# What is asked
Exact reproduction of the data is required, with images excluded.

# Raw records
════════
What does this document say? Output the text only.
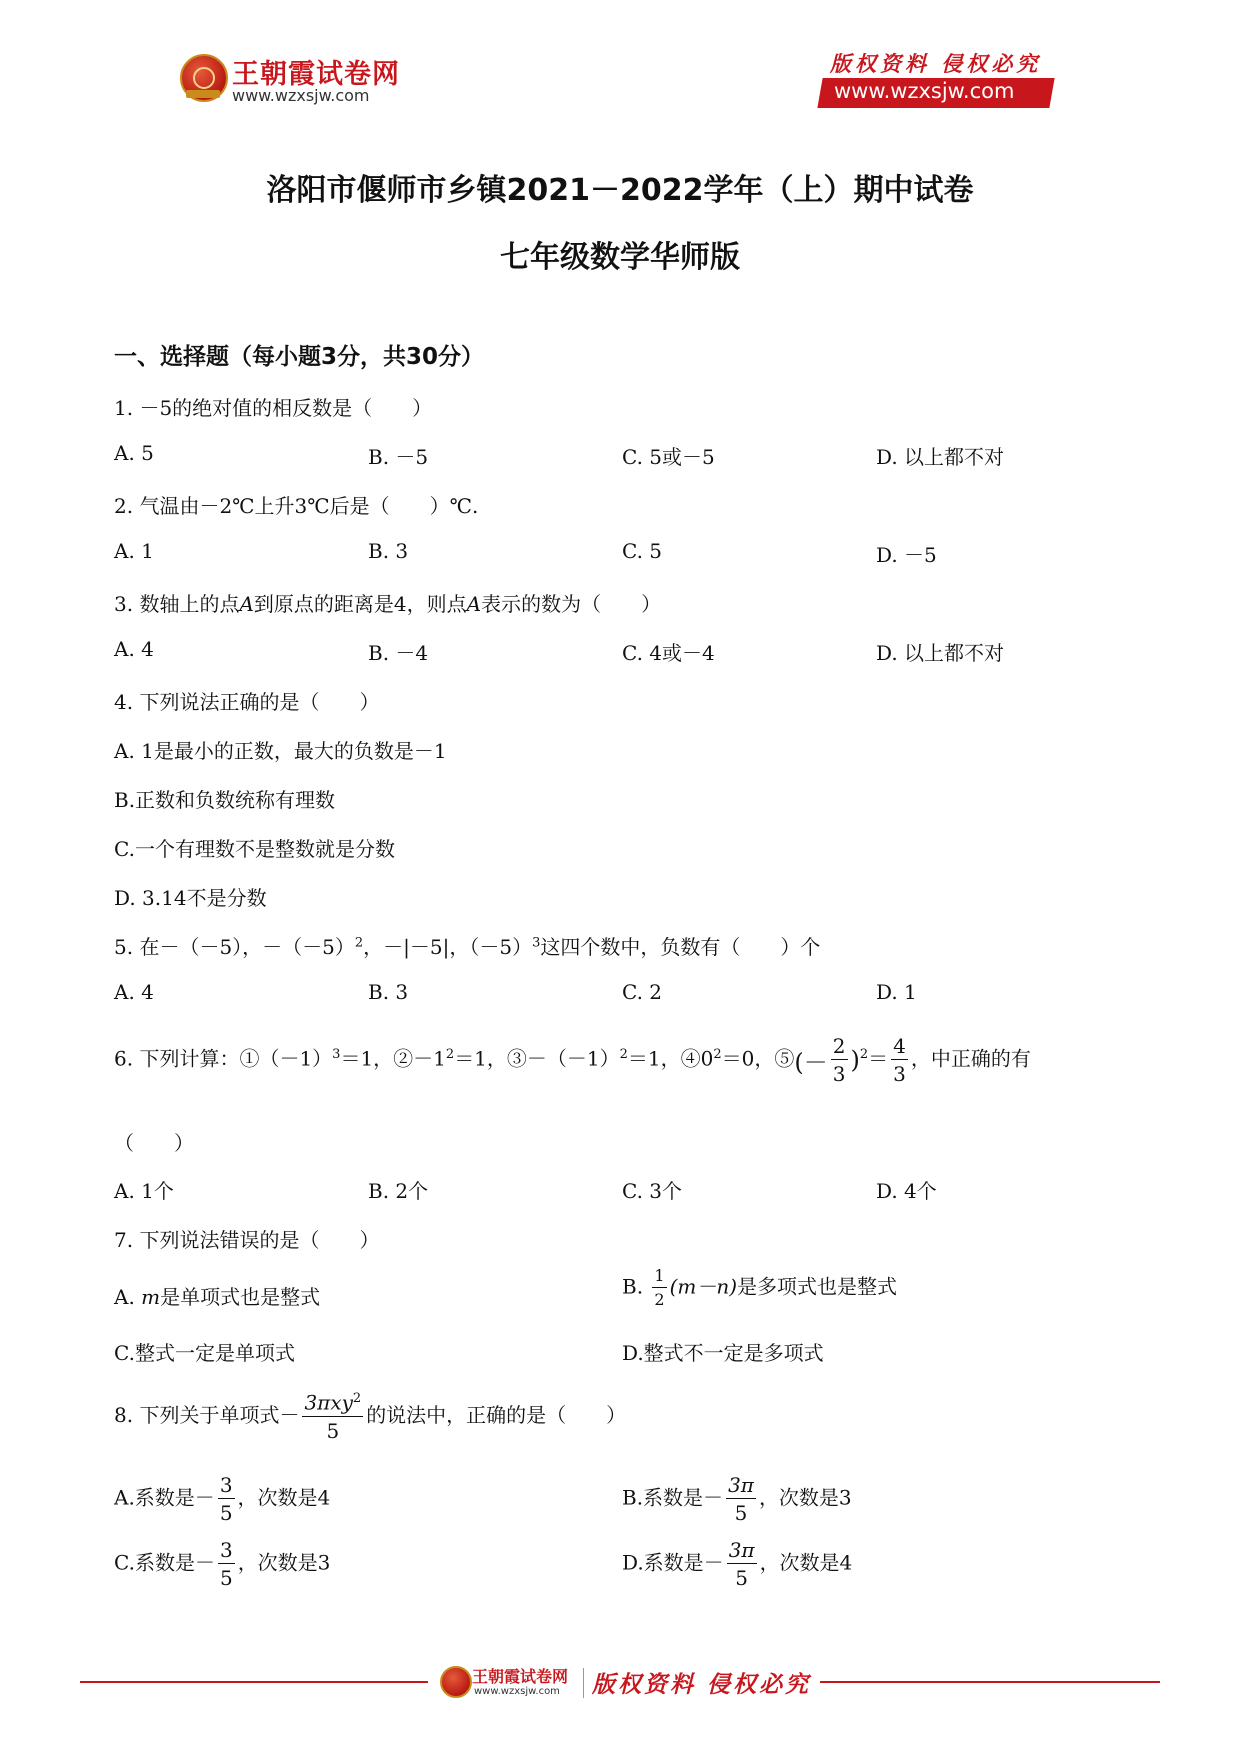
王朝霞试卷网
www.wzxsjw.com
版权资料 侵权必究
www.wzxsjw.com
洛阳市偃师市乡镇2021－2022学年（上）期中试卷
七年级数学华师版
一、选择题（每小题3分，共30分）
1. －5的绝对值的相反数是（　　）
A. 5	B. －5	C. 5或－5	D. 以上都不对
2. 气温由－2℃上升3℃后是（　　）℃.
A. 1	B. 3	C. 5	D. －5
3. 数轴上的点A到原点的距离是4，则点A表示的数为（　　）
A. 4	B. －4	C. 4或－4	D. 以上都不对
4. 下列说法正确的是（　　）
A. 1是最小的正数，最大的负数是－1
B.正数和负数统称有理数
C.一个有理数不是整数就是分数
D. 3.14不是分数
5. 在－（－5），$-(-5)^2$，－|－5|，$(-5)^3$这四个数中，负数有（　　）个
A. 4	B. 3	C. 2	D. 1
6. 下列计算：$①(-1)^3=1$，$②-1^2=1$，$③-(-1)^2=1$，$④0^2=0$，⑤(－ $\frac{2}{3} )^2= \frac{4}{3}$ ，中正确的有
（　　）
A. 1个	B. 2个	C. 3个	D. 4个
7. 下列说法错误的是（　　）
A. m是单项式也是整式	B. $\frac{1}{2} (m-n)$是多项式也是整式
C.整式一定是单项式	D.整式不一定是多项式
8. 下列关于单项式－ $\frac{3\pi xy^2}{5}$ 的说法中，正确的是（　　）
A.系数是－ $\frac{3}{5}$ ，次数是4	B.系数是－ $\frac{3\pi}{5}$ ，次数是3
C.系数是－ $\frac{3}{5}$ ，次数是3	D.系数是－ $\frac{3\pi}{5}$ ，次数是4
王朝霞试卷网
www.wzxsjw.com 版权资料 侵权必究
════════
# Response below
What does this document say? Output the text only.
王朝霞试卷网
www.wzxsjw.com
版权资料 侵权必究
www.wzxsjw.com
洛阳市偃师市乡镇2021－2022学年（上）期中试卷
七年级数学华师版
一、选择题（每小题3分，共30分）
1. －5的绝对值的相反数是（　　）
A. 5	B. －5	C. 5或－5	D. 以上都不对
2. 气温由－2℃上升3℃后是（　　）℃.
A. 1	B. 3	C. 5	D. －5
3. 数轴上的点A到原点的距离是4，则点A表示的数为（　　）
A. 4	B. －4	C. 4或－4	D. 以上都不对
4. 下列说法正确的是（　　）
A. 1是最小的正数，最大的负数是－1
B.正数和负数统称有理数
C.一个有理数不是整数就是分数
D. 3.14不是分数
5. 在－（－5），$-(-5)^2$，－|－5|，$(-5)^3$这四个数中，负数有（　　）个
A. 4	B. 3	C. 2	D. 1
6. 下列计算：$①(-1)^3=1$，$②-1^2=1$，$③-(-1)^2=1$，$④0^2=0$，⑤(－ $\frac{2}{3} )^2= \frac{4}{3}$ ，中正确的有
（　　）
A. 1个	B. 2个	C. 3个	D. 4个
7. 下列说法错误的是（　　）
A. m是单项式也是整式	B. $\frac{1}{2} (m-n)$是多项式也是整式
C.整式一定是单项式	D.整式不一定是多项式
8. 下列关于单项式－ $\frac{3\pi xy^2}{5}$ 的说法中，正确的是（　　）
A.系数是－ $\frac{3}{5}$ ，次数是4	B.系数是－ $\frac{3\pi}{5}$ ，次数是3
C.系数是－ $\frac{3}{5}$ ，次数是3	D.系数是－ $\frac{3\pi}{5}$ ，次数是4
王朝霞试卷网
www.wzxsjw.com 版权资料 侵权必究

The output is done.